- _Instruction_:
In the text on the cleaning nozzle's drive kinematic unit, what shape is given as an example for the lever element?

- _Text segment_:
/---

In a preferred embodiment, the drive kinematic unit comprises at least one transmission element which is directly or indirectly connected to at least a part of the at least one cleaning nozzle so as to transmit forces. Preferably, a movement of the slide along the drive axis is transmissible by means of the transmission element to the at least one cleaning nozzle in such a manner that it is displaceable between the retracted position and the extended position. Preferably, the transmission element can also be connected directly or indirection to at least one part of the slide so as to transmit forces. The transmission element can thus be considered a type of connecting link between the slide and the at least one cleaning nozzle. For example, the transmission element can be in contact with a housing of the cleaning nozzle, such that a movement of the slide along the drive axis is transmitted to a displacement movement of the cleaning nozzle. The transmission element can be in direct contact (without intermediate components) with the part of the at least one cleaning nozzle. Alternatively, the transmission element can also be in indirect contact with the part of the cleaning nozzle, such that further intermediate components (lever, rods, hinges, etc.) can be interposed.


In a preferred embodiment, the transmission element comprises at least one preferably rocker-like lever element which can be mounted on a frame structure of the roof module or a nozzle housing of the cleaning nozzle by means of a fixed bearing, for example, and/or which is in connection with the drive kinematic unit and/or the at least one cleaning nozzle by means of a floating bearing, for example, so as to transmit forces. By means of the lever element, a movement of the drive kinematic unit is directly or indirectly transmissible to the at least one cleaning nozzle. By means of the lever element, which can be L-shaped, for example, a movement of the slide along the drive axis transmitted preferably to the at least one cleaning nozzle. For example, the slide can move an end portion of the lever element, this movement being converted to a displacement movement of the at least one cleaning nozzle via the lever. The term “directly” means that a respective component is in contact with another respective component without further intermediate components/parts so as to transmit forces. The term “indirectly” means that a respective component can be in contact with another respective component via one or several intermediate components/parts so as to transmit forces, such that several bearings, gear stages or the like can be interposed, for example. Starting from the drive, the force required for retracting and/or extending the at least one cleaning nozzle can thus be transmitted to the cleaning nozzle via one or several lever elements by means of the slide, for example. In this case, such a lever element can simply serve as a loose connecting link between the slide and the cleaning nozzle, for example, force only being transmitted to the cleaning nozzle via said connecting link if the slide makes contact with it. Alternatively, the at least one lever element can be in actual kinematic contact with the slide and thus be actively involved in the second movement sequence (for example through changes in direction), for example. The lever element can also be disposed in the manner of a suspension on a guide housing, in which at least one cleaning nozzle is displaceably guided, in order to transmit a movement of the slide to the cleaning nozzle from this position.

\---

- _Stored rows_:
/---

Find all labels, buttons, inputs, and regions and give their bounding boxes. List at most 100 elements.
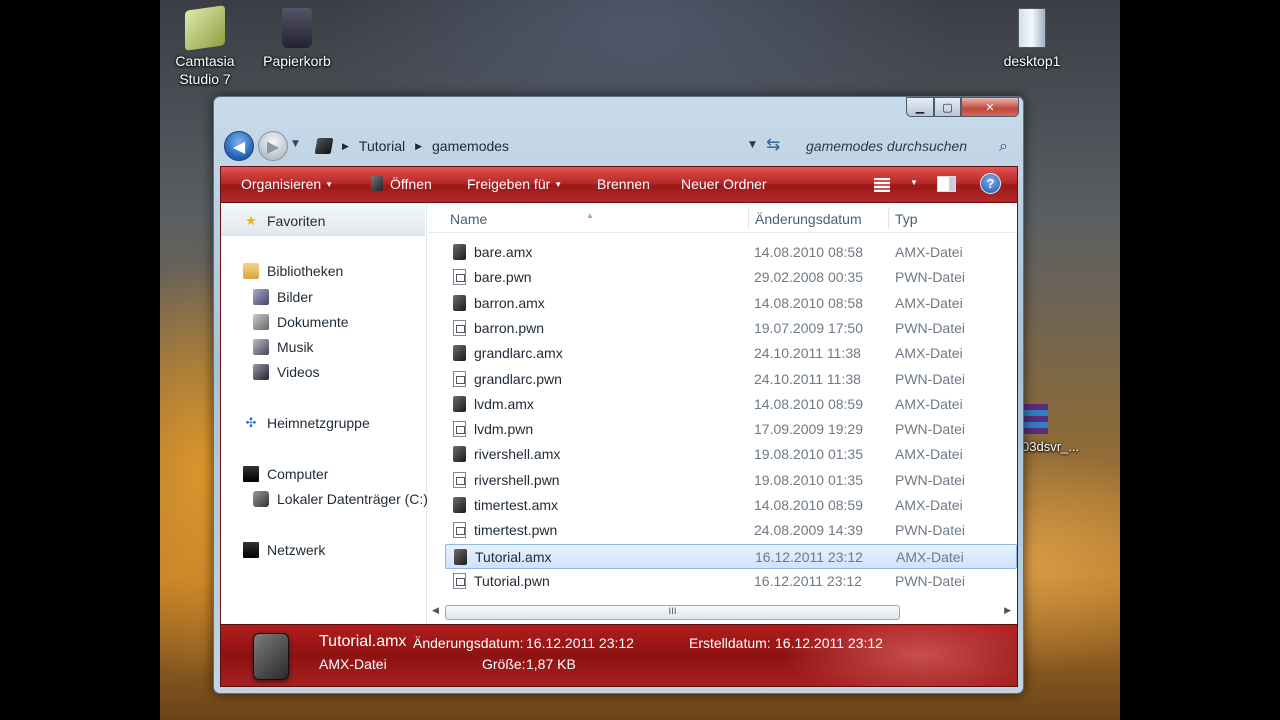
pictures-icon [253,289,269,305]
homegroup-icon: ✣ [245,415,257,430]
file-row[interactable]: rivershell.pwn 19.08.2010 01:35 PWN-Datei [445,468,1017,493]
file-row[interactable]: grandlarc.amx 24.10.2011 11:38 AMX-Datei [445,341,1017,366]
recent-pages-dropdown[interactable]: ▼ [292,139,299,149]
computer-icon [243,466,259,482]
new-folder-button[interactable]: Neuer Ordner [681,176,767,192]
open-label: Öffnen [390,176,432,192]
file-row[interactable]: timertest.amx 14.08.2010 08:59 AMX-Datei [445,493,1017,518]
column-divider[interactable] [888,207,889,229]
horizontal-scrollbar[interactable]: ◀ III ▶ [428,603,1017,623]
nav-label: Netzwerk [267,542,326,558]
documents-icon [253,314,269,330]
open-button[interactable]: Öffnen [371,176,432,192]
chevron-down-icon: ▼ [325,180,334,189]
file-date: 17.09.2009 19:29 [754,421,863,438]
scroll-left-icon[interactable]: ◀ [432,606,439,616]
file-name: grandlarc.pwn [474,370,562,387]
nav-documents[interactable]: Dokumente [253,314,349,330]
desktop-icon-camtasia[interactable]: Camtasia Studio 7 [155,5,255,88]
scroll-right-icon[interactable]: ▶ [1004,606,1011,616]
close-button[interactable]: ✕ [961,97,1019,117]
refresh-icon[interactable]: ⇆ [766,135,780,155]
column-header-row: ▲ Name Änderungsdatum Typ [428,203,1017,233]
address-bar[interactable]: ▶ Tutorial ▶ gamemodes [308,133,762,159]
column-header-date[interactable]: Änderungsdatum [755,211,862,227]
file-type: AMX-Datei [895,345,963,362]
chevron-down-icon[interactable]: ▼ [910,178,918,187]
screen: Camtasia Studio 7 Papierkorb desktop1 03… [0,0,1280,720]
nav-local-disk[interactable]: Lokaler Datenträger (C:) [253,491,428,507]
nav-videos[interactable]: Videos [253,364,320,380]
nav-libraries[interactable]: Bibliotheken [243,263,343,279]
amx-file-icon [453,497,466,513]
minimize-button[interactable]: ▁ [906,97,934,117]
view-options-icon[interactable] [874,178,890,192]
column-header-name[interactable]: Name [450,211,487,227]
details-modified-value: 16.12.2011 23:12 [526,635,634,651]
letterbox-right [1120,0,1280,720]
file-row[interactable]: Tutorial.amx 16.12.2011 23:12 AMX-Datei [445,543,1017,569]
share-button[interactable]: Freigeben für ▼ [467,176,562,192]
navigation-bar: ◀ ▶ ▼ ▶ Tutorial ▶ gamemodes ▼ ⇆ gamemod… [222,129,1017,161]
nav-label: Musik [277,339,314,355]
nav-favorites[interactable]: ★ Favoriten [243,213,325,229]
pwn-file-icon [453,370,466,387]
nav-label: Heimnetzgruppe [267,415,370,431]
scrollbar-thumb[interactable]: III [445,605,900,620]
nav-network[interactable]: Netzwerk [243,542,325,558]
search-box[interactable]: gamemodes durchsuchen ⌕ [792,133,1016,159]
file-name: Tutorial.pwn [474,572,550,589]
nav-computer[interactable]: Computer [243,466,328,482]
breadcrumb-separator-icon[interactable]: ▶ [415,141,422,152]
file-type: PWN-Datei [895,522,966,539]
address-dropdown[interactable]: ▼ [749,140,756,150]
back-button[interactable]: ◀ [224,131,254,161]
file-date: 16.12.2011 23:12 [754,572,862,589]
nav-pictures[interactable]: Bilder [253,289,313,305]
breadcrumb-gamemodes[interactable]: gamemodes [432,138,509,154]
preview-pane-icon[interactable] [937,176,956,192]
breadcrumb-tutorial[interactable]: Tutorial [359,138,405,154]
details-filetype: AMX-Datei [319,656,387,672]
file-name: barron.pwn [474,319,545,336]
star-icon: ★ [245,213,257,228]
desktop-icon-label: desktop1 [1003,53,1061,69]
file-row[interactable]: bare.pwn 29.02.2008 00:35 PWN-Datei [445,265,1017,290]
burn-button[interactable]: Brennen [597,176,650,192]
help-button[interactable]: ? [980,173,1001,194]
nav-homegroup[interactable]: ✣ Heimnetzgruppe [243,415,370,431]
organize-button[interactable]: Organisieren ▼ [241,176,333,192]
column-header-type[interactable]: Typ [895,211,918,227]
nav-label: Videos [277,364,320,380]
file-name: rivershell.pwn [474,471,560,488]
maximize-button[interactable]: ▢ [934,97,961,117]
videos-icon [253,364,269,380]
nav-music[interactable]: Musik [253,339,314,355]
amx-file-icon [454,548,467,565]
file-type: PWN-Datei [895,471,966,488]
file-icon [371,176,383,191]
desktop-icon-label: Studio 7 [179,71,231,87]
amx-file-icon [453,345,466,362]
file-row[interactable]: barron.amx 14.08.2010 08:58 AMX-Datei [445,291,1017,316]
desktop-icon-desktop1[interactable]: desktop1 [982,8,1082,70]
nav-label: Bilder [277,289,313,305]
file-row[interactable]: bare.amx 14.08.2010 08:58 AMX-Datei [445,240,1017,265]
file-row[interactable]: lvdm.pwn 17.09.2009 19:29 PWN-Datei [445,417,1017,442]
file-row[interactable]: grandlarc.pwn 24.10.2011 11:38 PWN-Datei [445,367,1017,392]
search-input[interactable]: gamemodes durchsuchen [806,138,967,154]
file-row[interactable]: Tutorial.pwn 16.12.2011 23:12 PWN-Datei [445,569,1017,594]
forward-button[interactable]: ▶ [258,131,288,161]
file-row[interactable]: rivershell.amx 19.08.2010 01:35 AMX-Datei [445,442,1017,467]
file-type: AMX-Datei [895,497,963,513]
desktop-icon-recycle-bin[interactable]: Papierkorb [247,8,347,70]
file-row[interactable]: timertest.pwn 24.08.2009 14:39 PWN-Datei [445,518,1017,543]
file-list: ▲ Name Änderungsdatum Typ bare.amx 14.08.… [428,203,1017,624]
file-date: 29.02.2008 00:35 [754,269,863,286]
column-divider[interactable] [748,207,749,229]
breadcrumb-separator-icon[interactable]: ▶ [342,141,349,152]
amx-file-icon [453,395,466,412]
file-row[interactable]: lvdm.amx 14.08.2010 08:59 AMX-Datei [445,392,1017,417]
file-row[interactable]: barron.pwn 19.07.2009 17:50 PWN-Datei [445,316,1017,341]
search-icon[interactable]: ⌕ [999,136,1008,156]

\---

- _Output of the task_:
L-shaped.